**Source text:**

····················

Re: Sign-in with social accounts

2021-04-25 Thread kirsten greed
Hi Greg

This might be worth looking into
https://workos.com/

I listened to
https://softwareengineeringdaily.com/2021/04/05/workos-making-enterprise-ready-apps-with-michael-grinich/?utm_source=rss_medium=rss_campaign=workos-making-enterprise-ready-apps-with-michael-grinich

On Mon, Apr 26, 2021 at 9:40 AM djones147  wrote:

> Hi
>
> It's fairly straight forward. You register on the provider sire and they
> supply you with a token. This token you send when you ask for the remote
> login. And then they redirect to a failed or successful login.
>
> So asp.net is fine you have a public return address.
>
> With wpf and the ilk you need to redirect to a page on the server and
> store that success/fail code with an identifier then fetch that back with
> the client later.
>
> Some providers don't send back a provided id. But you can fake this by
> sending the success/fail to a different url for each user.   Ex a different
> route for each client.
>
> It's not hard to do at all, but can seem like you don't have a handle on
> it until it all works.
>
> Hth Davy.
>
>
>
> Sent from my Galaxy
>
>
>  Original message 
> From: Greg Keogh 
> Date: 26/04/2021 00:59 (GMT+01:00)
> To: ozDotNet 
> Subject: Sign-in with social accounts
>
> Folks, we have some old apps with their own simple credentials databases
> containing user, password, login count, permissions, etc. They're classic
> old fashioned systems.
>
> Increasing numbers of apps let you sign-in with your Facebook, Google,
> Microsoft, etc account these days. This is really convenient, and the
> security burden is taken by someone else.
>
> How can our apps participate in a social sign-in option? Has anyone done
> this? I imagine some terrible obstacles...
>
> ? Apps would have to be registered with the various various companies.
> ? The client apps might be WPF, Xamarin, Blazor or ASP.NET, so how would
> they hook into the sign-in process.
> ? Each company might return different types of tokens or even follow
> different conventions.
>
> *Greg K*
>


Re: Sign-in with social accounts

2021-04-25 Thread Craig vN
The easiest way is to use Auth0 (https://auth0.com/). It costs, but will
save a lot of hair.

On Mon, Apr 26, 2021 at 8:59 AM Greg Keogh  wrote:

> Folks, we have some old apps with their own simple credentials databases
> containing user, password, login count, permissions, etc. They're classic
> old fashioned systems.
>
> Increasing numbers of apps let you sign-in with your Facebook, Google,
> Microsoft, etc account these days. This is really convenient, and the
> security burden is taken by someone else.
>
> How can our apps participate in a social sign-in option? Has anyone done
> this? I imagine some terrible obstacles...
>
> ? Apps would have to be registered with the various various companies.
> ? The client apps might be WPF, Xamarin, Blazor or ASP.NET, so how would
> they hook into the sign-in process.
> ? Each company might return different types of tokens or even follow
> different conventions.
>
> *Greg K*
>


RE: Sign-in with social accounts

2021-04-25 Thread Dr Greg Low
Hi Greg,

I’d suggest, for a start, taking a detailed look at Azure AD B2C.

····················

**Dataset content:**
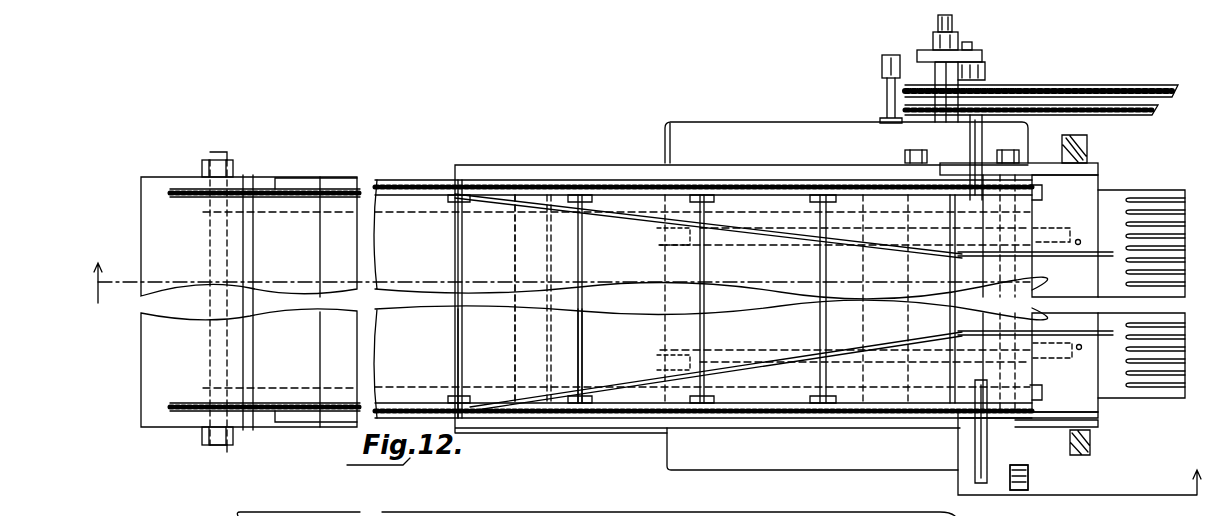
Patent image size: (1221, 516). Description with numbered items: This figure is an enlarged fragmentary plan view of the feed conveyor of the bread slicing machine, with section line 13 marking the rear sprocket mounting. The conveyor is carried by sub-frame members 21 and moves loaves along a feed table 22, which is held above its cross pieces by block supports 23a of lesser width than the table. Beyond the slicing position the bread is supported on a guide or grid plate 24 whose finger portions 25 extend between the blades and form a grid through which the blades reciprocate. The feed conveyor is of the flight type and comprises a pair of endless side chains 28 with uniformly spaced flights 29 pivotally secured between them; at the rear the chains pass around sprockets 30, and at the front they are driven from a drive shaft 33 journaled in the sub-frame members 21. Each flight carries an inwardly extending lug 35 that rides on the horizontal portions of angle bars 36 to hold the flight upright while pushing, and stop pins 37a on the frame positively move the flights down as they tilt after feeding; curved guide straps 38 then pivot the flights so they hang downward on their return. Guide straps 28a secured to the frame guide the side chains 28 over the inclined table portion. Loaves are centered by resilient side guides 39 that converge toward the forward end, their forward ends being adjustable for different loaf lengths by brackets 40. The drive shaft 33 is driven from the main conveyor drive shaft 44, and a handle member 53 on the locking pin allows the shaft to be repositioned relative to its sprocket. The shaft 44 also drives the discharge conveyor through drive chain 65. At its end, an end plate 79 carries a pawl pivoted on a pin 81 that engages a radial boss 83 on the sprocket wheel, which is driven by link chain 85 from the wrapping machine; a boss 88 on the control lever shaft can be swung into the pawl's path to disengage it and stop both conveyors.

The section line 13 is at (643, 379).
The sub-frame members 21 is at (690, 130).
The feed table 22 is at (598, 336).
The block supports 23a is at (512, 337).
The guide or grid plate 24 is at (1112, 192).
The finger portions 25 is at (1155, 200).
The side chains 28 is at (612, 225).
The guide straps 28a is at (958, 166).
The flights 29 is at (462, 373).
The sprockets 30 is at (169, 196).
The drive shaft 33 is at (1018, 275).
The lug 35 is at (480, 210).
The angle bars 36 is at (398, 212).
The stop pins 37a is at (1040, 200).
The curved guide straps 38 is at (782, 250).
The side guides 39 is at (745, 236).
The adjustable brackets 40 is at (988, 140).
The main conveyor drive shaft 44 is at (936, 22).
The handle member 53 is at (1030, 486).
The drive chain 65 is at (1125, 116).
The end plate 79 is at (922, 50).
The pin 81 is at (972, 42).
The radial boss 83 is at (985, 68).
The link chain 85 is at (1098, 86).
The boss 88 is at (882, 60).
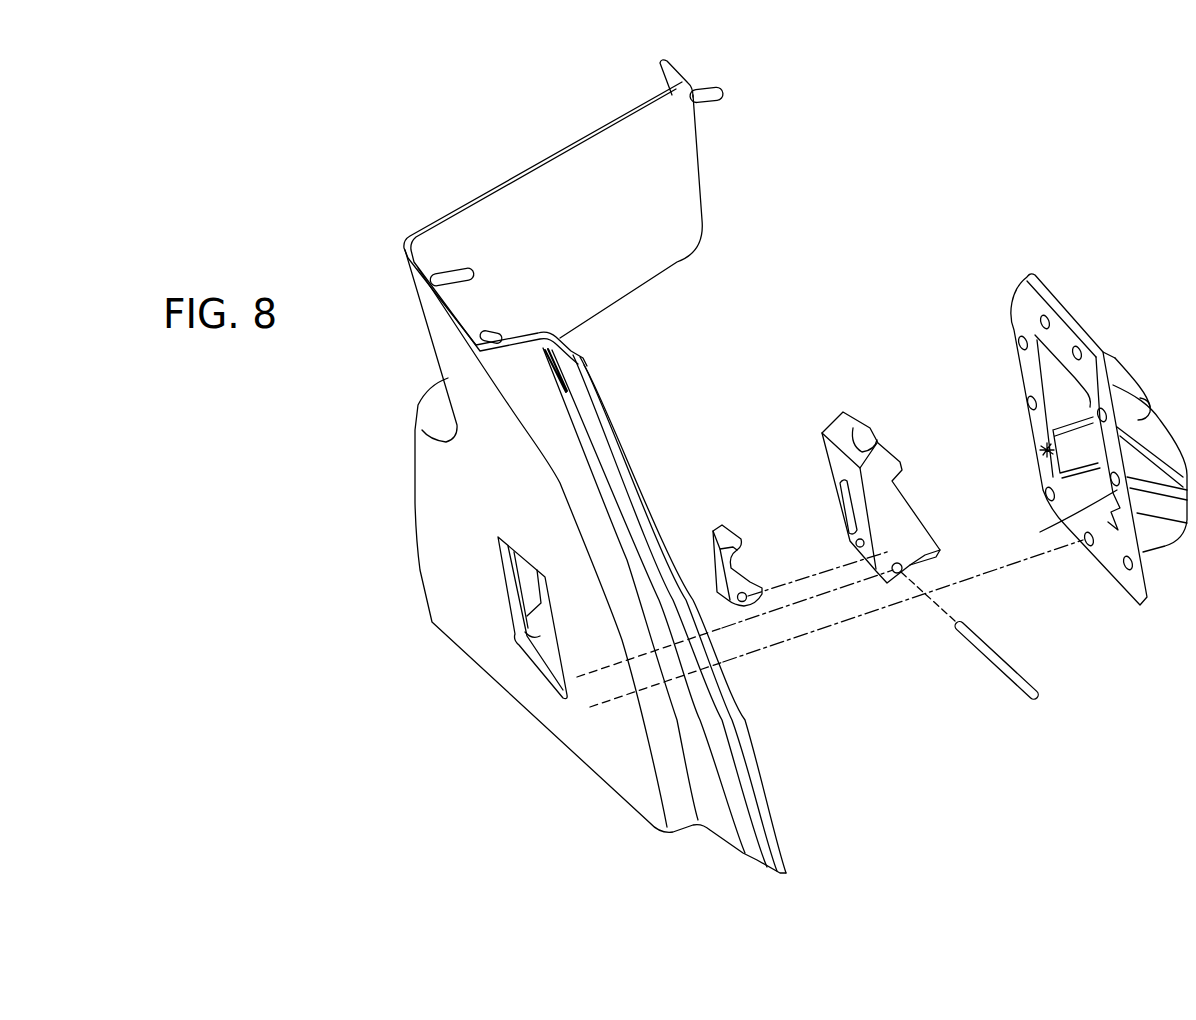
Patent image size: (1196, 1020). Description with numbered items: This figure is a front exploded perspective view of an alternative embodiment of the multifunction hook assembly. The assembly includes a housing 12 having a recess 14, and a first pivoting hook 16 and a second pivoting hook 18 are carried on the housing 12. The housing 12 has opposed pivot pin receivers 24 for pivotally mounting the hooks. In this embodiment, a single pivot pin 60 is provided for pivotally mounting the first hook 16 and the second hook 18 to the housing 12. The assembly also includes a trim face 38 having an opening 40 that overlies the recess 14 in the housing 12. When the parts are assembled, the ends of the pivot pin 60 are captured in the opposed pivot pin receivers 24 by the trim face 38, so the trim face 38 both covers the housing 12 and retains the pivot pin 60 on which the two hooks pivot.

The housing 12 is at (1063, 312).
The recess 14 is at (1055, 380).
The first pivoting hook 16 is at (895, 518).
The second pivoting hook 18 is at (733, 572).
The opposed pivot pin receivers 24 is at (1047, 450).
The trim face 38 is at (452, 578).
The opening 40 is at (540, 637).
The pivot pin 60 is at (982, 650).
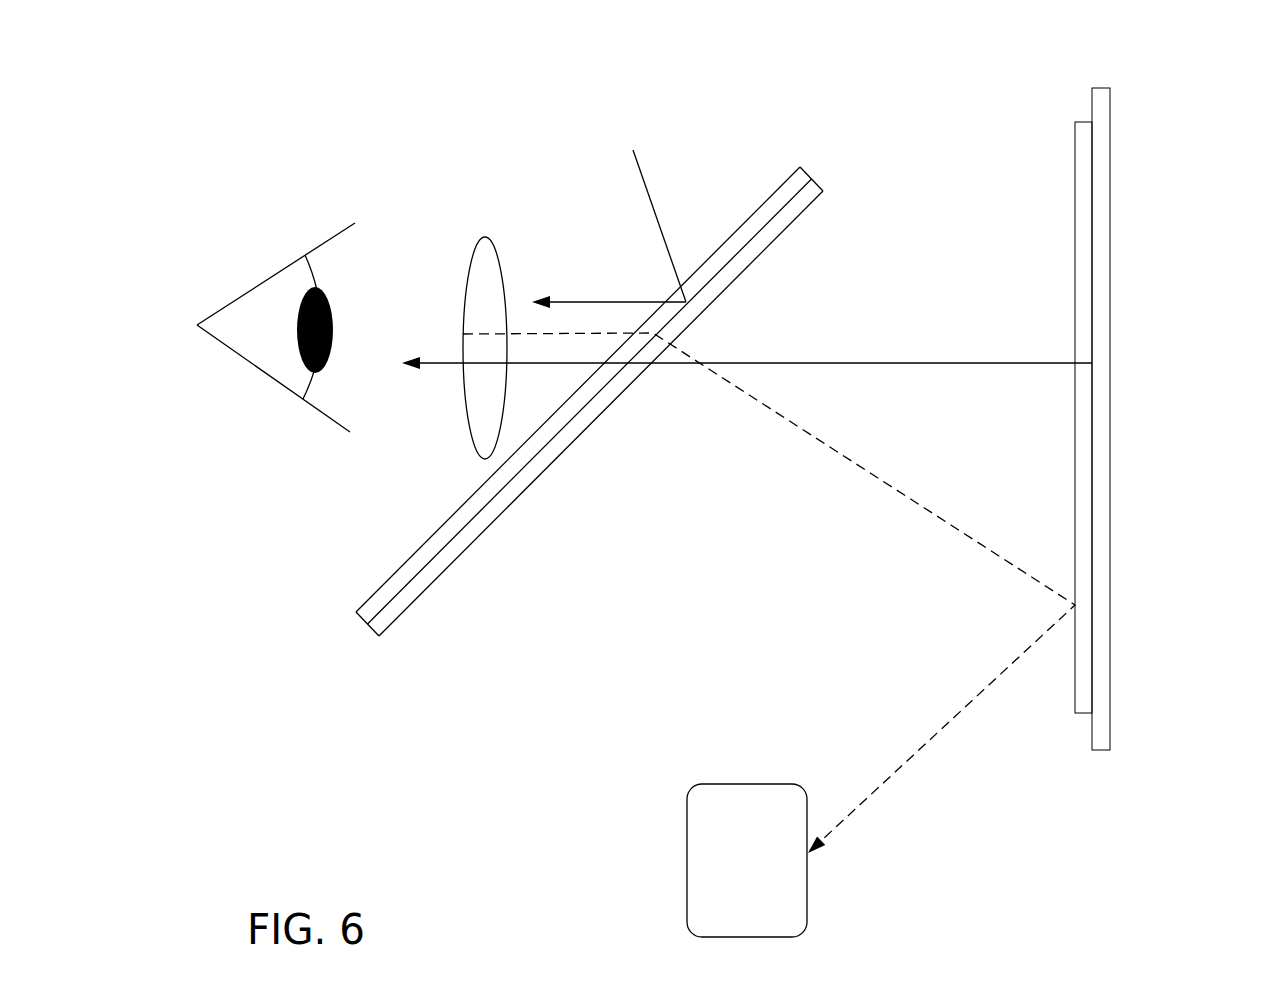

····················

**What this task involves:**
Rewrite everything in the sign-in thread from "On Mon, Apr 26, 2021 at 9:40" down to "the client later.", changing "token" to "key" wherever it occurs.

**Task response:**
On Mon, Apr 26, 2021 at 9:40 AM djones147  wrote:

> Hi
>
> It's fairly straight forward. You register on the provider sire and they
> supply you with a key. This key you send when you ask for the remote
> login. And then they redirect to a failed or successful login.
>
> So asp.net is fine you have a public return address.
>
> With wpf and the ilk you need to redirect to a page on the server and
> store that success/fail code with an identifier then fetch that back with
> the client later.